-- START Available data --

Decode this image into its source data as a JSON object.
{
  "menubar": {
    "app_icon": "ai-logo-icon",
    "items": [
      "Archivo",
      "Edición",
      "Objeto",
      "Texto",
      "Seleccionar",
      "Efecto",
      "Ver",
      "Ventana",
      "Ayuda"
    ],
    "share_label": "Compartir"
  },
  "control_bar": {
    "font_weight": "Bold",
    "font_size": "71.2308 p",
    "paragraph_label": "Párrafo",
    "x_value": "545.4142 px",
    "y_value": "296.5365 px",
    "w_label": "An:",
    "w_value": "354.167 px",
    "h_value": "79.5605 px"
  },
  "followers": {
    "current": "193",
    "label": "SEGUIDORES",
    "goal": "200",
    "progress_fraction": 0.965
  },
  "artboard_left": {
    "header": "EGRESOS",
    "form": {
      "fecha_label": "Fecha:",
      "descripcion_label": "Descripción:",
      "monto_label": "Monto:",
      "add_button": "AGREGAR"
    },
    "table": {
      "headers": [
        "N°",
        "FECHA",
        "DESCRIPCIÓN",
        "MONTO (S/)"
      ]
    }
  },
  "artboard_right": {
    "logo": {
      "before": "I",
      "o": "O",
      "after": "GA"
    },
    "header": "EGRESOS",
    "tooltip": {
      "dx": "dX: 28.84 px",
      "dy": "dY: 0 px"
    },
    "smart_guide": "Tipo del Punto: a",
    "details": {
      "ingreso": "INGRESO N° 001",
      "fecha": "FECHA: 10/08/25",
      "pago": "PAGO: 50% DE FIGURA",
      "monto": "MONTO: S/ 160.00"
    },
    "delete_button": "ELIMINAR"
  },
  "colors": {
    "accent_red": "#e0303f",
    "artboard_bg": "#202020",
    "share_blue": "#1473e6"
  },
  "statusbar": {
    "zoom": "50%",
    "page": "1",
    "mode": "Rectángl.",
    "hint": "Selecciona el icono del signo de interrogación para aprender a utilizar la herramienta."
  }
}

-- END Available data --

Direction — Give the entries again in full, exactly as they are written.

Exercise answer —
Decode this image into its source data as a JSON object.
{
  "menubar": {
    "app_icon": "ai-logo-icon",
    "items": [
      "Archivo",
      "Edición",
      "Objeto",
      "Texto",
      "Seleccionar",
      "Efecto",
      "Ver",
      "Ventana",
      "Ayuda"
    ],
    "share_label": "Compartir"
  },
  "control_bar": {
    "font_weight": "Bold",
    "font_size": "71.2308 p",
    "paragraph_label": "Párrafo",
    "x_value": "545.4142 px",
    "y_value": "296.5365 px",
    "w_label": "An:",
    "w_value": "354.167 px",
    "h_value": "79.5605 px"
  },
  "followers": {
    "current": "193",
    "label": "SEGUIDORES",
    "goal": "200",
    "progress_fraction": 0.965
  },
  "artboard_left": {
    "header": "EGRESOS",
    "form": {
      "fecha_label": "Fecha:",
      "descripcion_label": "Descripción:",
      "monto_label": "Monto:",
      "add_button": "AGREGAR"
    },
    "table": {
      "headers": [
        "N°",
        "FECHA",
        "DESCRIPCIÓN",
        "MONTO (S/)"
      ]
    }
  },
  "artboard_right": {
    "logo": {
      "before": "I",
      "o": "O",
      "after": "GA"
    },
    "header": "EGRESOS",
    "tooltip": {
      "dx": "dX: 28.84 px",
      "dy": "dY: 0 px"
    },
    "smart_guide": "Tipo del Punto: a",
    "details": {
      "ingreso": "INGRESO N° 001",
      "fecha": "FECHA: 10/08/25",
      "pago": "PAGO: 50% DE FIGURA",
      "monto": "MONTO: S/ 160.00"
    },
    "delete_button": "ELIMINAR"
  },
  "colors": {
    "accent_red": "#e0303f",
    "artboard_bg": "#202020",
    "share_blue": "#1473e6"
  },
  "statusbar": {
    "zoom": "50%",
    "page": "1",
    "mode": "Rectángl.",
    "hint": "Selecciona el icono del signo de interrogación para aprender a utilizar la herramienta."
  }
}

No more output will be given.